-- Begin INPUT MATERIAL --
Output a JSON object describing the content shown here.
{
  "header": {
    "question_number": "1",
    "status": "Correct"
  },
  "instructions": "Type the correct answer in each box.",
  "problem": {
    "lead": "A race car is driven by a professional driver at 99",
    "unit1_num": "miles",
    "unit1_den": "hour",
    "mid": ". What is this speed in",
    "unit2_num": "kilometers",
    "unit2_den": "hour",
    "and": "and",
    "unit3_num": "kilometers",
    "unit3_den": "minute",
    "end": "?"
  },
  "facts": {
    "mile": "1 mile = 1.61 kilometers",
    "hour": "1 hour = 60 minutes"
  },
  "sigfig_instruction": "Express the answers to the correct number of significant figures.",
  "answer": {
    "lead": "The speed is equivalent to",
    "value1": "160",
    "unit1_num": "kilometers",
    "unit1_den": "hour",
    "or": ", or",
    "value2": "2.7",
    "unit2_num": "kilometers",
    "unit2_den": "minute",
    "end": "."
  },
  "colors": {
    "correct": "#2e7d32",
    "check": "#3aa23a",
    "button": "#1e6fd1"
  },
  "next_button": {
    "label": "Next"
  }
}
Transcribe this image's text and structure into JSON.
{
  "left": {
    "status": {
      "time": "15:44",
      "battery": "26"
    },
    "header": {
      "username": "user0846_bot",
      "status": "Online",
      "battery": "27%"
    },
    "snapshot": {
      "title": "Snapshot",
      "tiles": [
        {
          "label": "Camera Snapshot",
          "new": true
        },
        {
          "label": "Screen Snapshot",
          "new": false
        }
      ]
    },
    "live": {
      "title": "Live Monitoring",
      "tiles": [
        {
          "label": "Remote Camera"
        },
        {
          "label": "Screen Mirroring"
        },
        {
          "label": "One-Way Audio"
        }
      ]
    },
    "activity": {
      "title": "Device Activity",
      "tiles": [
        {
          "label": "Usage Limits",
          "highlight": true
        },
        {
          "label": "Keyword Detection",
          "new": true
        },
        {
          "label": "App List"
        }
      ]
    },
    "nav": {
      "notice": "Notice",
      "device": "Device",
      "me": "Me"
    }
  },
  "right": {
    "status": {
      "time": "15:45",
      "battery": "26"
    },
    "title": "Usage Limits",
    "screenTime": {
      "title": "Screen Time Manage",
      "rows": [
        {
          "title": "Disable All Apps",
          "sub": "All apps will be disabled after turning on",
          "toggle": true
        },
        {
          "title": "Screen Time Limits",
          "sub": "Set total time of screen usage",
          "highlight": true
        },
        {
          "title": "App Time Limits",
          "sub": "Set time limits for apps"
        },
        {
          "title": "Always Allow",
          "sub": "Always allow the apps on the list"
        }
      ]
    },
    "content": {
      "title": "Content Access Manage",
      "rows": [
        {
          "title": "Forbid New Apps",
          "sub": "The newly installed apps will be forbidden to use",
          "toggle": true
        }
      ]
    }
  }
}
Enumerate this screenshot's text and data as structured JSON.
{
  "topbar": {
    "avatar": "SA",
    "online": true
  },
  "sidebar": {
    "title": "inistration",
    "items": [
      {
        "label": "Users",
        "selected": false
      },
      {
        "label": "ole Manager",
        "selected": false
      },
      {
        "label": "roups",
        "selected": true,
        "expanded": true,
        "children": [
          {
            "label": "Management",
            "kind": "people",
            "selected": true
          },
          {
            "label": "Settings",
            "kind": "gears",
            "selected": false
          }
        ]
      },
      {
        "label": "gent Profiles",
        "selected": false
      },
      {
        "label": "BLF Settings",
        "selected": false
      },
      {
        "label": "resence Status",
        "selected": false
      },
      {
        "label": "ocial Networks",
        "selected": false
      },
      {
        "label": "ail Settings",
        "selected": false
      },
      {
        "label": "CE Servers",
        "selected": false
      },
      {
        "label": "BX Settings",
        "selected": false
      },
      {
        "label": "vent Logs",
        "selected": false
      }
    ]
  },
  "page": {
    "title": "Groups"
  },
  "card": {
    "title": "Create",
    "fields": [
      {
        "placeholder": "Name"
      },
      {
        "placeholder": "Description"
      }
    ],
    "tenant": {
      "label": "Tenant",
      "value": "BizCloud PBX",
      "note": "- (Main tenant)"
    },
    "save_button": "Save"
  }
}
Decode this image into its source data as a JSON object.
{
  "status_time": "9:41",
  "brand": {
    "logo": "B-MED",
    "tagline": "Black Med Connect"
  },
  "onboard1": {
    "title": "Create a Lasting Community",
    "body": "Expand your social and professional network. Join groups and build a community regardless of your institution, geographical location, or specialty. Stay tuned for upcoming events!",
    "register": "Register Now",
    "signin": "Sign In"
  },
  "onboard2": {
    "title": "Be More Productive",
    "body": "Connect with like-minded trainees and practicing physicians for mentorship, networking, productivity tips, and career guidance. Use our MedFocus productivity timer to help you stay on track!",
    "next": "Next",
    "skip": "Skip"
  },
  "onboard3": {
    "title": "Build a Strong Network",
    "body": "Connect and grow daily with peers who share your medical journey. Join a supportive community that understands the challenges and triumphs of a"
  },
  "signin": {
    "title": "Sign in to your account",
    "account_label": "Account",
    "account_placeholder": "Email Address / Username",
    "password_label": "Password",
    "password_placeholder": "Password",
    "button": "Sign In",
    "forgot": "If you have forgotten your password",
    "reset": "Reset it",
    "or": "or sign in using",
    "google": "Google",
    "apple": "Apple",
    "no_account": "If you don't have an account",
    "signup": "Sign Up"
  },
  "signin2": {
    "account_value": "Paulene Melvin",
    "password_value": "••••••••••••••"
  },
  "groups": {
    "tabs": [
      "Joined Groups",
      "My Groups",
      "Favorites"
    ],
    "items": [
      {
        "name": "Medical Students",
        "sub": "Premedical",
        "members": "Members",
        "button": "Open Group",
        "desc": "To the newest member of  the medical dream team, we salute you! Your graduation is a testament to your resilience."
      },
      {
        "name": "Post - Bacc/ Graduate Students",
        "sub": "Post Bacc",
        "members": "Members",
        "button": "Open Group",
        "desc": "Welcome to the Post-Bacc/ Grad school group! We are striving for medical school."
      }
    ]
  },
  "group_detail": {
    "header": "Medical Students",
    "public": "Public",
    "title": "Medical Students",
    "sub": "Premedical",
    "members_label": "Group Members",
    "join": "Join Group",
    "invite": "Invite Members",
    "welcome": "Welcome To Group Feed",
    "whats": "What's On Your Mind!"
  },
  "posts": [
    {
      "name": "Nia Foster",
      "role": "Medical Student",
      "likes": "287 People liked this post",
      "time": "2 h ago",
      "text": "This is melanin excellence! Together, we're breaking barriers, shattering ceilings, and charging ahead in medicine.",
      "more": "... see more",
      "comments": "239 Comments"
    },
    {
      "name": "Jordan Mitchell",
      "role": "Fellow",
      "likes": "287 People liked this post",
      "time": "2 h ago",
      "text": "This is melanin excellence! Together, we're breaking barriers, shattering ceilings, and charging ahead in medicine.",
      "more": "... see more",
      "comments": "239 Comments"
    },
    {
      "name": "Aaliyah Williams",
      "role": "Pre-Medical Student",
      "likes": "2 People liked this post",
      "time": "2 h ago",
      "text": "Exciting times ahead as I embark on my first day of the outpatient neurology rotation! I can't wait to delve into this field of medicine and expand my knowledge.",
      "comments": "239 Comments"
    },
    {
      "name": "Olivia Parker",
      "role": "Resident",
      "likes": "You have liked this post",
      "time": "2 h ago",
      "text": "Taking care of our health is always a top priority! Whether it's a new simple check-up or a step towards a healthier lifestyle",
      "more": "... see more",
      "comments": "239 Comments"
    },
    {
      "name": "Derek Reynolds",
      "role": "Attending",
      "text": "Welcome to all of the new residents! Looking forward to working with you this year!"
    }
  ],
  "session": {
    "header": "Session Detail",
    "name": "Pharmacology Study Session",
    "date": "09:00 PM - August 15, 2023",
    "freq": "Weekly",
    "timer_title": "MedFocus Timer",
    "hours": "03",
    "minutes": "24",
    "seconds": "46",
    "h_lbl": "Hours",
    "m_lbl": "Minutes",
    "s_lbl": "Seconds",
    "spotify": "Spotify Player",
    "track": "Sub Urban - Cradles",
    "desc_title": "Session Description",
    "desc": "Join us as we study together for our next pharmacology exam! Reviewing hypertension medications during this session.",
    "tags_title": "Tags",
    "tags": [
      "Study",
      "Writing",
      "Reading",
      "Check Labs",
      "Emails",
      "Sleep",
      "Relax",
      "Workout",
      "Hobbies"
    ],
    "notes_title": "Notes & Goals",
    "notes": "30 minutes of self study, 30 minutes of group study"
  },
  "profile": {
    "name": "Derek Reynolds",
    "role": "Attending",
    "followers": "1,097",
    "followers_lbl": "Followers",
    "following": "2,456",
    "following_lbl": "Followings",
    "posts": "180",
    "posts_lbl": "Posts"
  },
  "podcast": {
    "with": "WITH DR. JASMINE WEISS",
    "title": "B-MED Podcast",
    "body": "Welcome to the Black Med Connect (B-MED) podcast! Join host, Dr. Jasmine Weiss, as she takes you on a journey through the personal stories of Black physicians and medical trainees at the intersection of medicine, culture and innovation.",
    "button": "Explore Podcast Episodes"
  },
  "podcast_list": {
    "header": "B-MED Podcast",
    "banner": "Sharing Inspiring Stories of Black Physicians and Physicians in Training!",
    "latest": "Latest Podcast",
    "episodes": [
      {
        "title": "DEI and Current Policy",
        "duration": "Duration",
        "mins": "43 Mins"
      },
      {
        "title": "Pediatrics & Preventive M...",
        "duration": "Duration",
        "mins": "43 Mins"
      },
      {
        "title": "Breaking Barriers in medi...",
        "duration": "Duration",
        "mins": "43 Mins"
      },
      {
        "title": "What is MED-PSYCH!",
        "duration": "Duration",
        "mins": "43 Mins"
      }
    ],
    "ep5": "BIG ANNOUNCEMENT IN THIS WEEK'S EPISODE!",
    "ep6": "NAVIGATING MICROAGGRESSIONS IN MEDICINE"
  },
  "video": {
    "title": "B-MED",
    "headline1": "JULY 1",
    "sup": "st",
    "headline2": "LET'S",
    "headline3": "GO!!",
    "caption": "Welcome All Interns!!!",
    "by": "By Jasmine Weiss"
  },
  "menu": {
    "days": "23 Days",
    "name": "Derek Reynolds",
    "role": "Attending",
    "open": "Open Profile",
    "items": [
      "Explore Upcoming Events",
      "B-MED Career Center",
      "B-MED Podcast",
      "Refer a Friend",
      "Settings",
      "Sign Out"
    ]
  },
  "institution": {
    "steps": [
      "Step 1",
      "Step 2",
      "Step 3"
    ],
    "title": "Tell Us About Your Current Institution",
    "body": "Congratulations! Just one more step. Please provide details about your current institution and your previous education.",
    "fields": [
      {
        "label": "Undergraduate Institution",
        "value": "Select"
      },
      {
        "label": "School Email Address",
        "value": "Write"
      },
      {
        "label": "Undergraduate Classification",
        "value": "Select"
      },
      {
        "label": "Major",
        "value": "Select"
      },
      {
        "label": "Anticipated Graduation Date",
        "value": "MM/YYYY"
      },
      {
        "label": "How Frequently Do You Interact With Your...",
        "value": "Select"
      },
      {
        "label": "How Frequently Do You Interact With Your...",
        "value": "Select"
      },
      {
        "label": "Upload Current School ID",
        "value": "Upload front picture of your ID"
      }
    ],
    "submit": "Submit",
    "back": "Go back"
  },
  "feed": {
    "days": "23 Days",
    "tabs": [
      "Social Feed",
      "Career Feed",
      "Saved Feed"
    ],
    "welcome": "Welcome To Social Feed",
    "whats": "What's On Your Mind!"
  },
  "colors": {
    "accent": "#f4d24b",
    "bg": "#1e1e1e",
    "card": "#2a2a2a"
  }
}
-- End INPUT MATERIAL --
■ YOUR GOAL ■
Return every line above that contains the word "Connect".

■ SOLUTION FOR THIS EXERCISE ■
    "tagline": "Black Med Connect"
    "body": "Connect with like-minded trainees and practicing physicians for mentorship, networking, productivity tips, and career guidance. Use our MedFocus productivity timer to help you stay on track!",
    "body": "Connect and grow daily with peers who share your medical journey. Join a supportive community that understands the challenges and triumphs of a"
    "body": "Welcome to the Black Med Connect (B-MED) podcast! Join host, Dr. Jasmine Weiss, as she takes you on a journey through the personal stories of Black physicians and medical trainees at the intersection of medicine, culture and innovation.",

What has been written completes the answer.